*The input*
▶
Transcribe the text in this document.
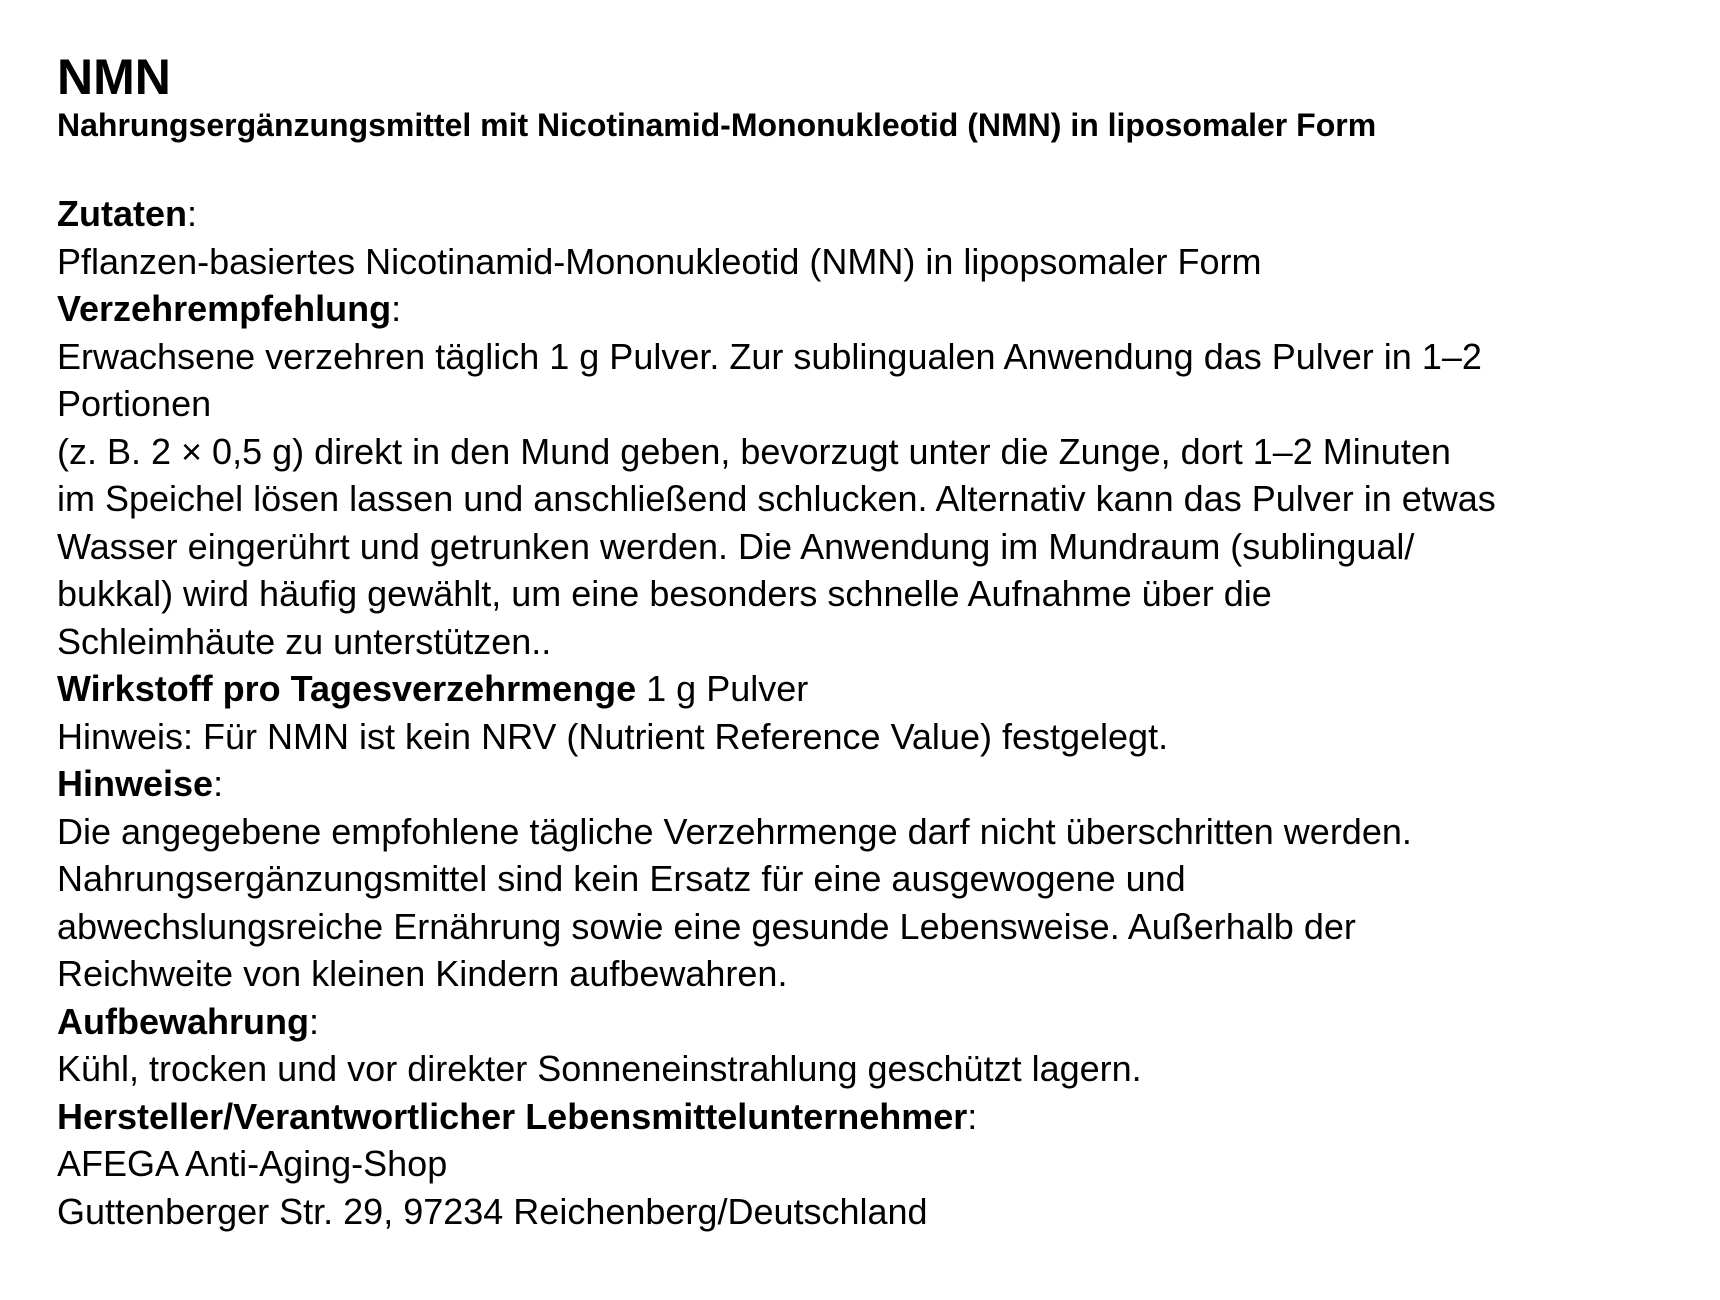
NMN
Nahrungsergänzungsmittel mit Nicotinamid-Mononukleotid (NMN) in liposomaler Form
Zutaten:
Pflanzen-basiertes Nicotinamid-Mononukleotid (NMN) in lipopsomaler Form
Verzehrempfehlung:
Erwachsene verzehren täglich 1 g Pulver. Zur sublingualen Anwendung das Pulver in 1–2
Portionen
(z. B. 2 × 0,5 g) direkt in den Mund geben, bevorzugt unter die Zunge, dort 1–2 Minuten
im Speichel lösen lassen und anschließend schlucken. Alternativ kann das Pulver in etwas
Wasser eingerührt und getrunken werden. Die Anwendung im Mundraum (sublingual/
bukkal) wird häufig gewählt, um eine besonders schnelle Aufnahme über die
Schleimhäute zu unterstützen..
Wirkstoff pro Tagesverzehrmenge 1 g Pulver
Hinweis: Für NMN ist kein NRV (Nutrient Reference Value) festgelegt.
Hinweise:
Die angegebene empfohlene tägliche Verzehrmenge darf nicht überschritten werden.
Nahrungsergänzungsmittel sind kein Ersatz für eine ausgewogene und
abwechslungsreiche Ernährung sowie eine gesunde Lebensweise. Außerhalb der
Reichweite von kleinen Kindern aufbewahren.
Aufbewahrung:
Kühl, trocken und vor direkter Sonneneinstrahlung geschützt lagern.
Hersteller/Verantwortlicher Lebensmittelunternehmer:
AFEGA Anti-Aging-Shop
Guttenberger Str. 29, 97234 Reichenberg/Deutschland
◀
*Written exercise*
Pictures don't belong in the copy. Restate all the entries exactly.

*Exercise output*
Transcribe the text in this document.
NMN
Nahrungsergänzungsmittel mit Nicotinamid-Mononukleotid (NMN) in liposomaler Form
Zutaten:
Pflanzen-basiertes Nicotinamid-Mononukleotid (NMN) in lipopsomaler Form
Verzehrempfehlung:
Erwachsene verzehren täglich 1 g Pulver. Zur sublingualen Anwendung das Pulver in 1–2
Portionen
(z. B. 2 × 0,5 g) direkt in den Mund geben, bevorzugt unter die Zunge, dort 1–2 Minuten
im Speichel lösen lassen und anschließend schlucken. Alternativ kann das Pulver in etwas
Wasser eingerührt und getrunken werden. Die Anwendung im Mundraum (sublingual/
bukkal) wird häufig gewählt, um eine besonders schnelle Aufnahme über die
Schleimhäute zu unterstützen..
Wirkstoff pro Tagesverzehrmenge 1 g Pulver
Hinweis: Für NMN ist kein NRV (Nutrient Reference Value) festgelegt.
Hinweise:
Die angegebene empfohlene tägliche Verzehrmenge darf nicht überschritten werden.
Nahrungsergänzungsmittel sind kein Ersatz für eine ausgewogene und
abwechslungsreiche Ernährung sowie eine gesunde Lebensweise. Außerhalb der
Reichweite von kleinen Kindern aufbewahren.
Aufbewahrung:
Kühl, trocken und vor direkter Sonneneinstrahlung geschützt lagern.
Hersteller/Verantwortlicher Lebensmittelunternehmer:
AFEGA Anti-Aging-Shop
Guttenberger Str. 29, 97234 Reichenberg/Deutschland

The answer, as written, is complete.